> Instructions to follow:
Scan the data below for the string "name". Copy every line where it appears.

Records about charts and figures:

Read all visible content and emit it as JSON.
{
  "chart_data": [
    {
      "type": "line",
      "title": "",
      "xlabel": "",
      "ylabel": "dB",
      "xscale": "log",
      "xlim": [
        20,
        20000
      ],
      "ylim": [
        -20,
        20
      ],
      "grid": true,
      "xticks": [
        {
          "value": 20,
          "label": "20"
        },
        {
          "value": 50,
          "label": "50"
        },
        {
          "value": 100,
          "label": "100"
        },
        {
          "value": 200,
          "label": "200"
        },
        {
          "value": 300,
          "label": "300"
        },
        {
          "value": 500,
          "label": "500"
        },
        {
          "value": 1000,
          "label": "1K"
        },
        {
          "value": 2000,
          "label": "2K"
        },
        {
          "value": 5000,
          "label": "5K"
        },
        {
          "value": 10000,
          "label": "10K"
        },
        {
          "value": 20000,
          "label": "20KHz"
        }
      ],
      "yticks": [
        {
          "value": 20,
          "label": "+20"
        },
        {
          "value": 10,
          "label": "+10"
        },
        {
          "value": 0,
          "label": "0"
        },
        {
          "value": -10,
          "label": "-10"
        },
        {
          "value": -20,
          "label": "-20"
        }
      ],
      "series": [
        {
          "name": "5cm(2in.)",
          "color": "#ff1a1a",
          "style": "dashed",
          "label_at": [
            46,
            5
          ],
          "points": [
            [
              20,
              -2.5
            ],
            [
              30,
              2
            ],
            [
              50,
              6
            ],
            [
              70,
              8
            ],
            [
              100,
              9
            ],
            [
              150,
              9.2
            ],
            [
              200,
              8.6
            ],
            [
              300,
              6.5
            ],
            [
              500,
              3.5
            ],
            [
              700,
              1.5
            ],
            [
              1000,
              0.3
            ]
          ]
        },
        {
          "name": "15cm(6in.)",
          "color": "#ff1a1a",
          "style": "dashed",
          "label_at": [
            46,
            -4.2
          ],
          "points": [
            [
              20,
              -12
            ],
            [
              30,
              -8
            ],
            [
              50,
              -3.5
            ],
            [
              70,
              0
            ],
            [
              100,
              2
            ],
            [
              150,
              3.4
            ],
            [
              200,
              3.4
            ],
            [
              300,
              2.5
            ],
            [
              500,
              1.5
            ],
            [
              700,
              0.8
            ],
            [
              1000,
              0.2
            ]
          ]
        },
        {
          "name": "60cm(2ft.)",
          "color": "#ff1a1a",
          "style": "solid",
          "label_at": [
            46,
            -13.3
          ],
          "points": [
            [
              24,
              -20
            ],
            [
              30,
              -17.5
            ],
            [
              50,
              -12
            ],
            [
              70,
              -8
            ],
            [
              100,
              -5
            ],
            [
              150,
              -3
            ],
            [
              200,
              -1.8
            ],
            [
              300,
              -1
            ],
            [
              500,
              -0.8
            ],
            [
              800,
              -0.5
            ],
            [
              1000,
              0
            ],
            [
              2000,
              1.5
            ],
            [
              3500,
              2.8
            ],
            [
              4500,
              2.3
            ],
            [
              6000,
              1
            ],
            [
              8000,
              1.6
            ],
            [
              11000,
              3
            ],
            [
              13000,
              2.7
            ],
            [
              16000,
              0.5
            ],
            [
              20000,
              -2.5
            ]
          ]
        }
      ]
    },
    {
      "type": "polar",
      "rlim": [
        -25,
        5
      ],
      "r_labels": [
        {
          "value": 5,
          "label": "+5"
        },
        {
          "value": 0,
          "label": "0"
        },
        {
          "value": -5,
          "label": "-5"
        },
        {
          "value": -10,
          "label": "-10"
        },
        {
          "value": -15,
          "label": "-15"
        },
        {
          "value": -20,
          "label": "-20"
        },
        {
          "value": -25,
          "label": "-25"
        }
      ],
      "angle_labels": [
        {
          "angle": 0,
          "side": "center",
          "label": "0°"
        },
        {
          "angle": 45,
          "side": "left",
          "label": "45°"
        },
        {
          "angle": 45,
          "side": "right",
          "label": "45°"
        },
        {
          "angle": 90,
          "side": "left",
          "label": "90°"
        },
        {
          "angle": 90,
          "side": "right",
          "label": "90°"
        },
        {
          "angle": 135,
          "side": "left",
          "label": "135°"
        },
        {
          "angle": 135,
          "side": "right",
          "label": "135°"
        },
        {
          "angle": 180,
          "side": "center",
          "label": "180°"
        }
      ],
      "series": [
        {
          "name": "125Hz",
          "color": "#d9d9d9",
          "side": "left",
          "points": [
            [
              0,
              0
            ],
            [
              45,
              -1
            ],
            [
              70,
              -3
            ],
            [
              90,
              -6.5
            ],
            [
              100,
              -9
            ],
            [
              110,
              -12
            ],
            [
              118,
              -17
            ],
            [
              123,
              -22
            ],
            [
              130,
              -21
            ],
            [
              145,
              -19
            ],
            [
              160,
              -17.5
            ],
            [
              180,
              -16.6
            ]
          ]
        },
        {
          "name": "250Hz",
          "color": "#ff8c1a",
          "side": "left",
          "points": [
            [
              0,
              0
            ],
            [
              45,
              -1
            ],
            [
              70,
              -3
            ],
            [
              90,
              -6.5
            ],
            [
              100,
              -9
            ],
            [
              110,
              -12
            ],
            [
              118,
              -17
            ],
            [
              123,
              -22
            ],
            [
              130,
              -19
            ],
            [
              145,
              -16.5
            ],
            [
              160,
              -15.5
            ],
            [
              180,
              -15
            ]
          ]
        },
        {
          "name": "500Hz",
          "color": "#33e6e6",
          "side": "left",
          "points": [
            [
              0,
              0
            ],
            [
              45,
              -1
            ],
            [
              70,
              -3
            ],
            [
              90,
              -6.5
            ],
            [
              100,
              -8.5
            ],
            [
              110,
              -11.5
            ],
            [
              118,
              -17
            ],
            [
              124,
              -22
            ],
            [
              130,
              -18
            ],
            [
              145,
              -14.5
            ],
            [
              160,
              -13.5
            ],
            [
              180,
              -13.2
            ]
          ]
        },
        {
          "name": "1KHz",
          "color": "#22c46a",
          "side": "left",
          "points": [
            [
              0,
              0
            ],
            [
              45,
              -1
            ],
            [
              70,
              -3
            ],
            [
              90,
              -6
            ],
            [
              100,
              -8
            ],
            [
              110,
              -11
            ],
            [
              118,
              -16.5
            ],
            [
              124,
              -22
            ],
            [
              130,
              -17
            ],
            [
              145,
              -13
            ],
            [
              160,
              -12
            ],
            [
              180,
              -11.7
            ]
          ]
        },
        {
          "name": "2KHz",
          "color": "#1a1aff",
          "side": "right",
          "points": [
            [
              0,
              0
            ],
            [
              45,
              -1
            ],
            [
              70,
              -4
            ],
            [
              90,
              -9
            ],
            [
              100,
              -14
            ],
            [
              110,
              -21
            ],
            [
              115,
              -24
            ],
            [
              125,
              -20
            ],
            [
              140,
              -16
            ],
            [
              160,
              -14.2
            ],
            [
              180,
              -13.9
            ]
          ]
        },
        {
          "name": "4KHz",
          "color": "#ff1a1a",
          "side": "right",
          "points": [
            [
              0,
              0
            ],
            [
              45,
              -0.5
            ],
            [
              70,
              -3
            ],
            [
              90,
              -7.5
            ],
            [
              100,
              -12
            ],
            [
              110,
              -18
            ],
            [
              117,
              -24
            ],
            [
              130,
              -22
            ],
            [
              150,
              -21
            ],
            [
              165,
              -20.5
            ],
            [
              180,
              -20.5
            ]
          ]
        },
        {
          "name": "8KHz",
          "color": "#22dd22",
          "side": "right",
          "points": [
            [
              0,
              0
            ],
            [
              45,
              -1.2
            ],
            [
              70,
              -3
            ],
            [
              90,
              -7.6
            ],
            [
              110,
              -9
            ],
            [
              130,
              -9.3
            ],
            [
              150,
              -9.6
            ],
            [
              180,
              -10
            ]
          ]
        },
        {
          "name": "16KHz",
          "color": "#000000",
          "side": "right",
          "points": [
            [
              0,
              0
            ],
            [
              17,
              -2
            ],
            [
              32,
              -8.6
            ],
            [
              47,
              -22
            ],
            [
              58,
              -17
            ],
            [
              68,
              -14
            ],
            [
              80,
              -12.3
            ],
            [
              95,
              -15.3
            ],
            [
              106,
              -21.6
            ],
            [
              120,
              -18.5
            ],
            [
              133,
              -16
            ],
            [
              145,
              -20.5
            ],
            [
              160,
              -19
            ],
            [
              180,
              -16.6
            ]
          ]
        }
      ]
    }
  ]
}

> Output of the task:
          "name": "5cm(2in.)",
          "name": "15cm(6in.)",
          "name": "60cm(2ft.)",
          "name": "125Hz",
          "name": "250Hz",
          "name": "500Hz",
          "name": "1KHz",
          "name": "2KHz",
          "name": "4KHz",
          "name": "8KHz",
          "name": "16KHz",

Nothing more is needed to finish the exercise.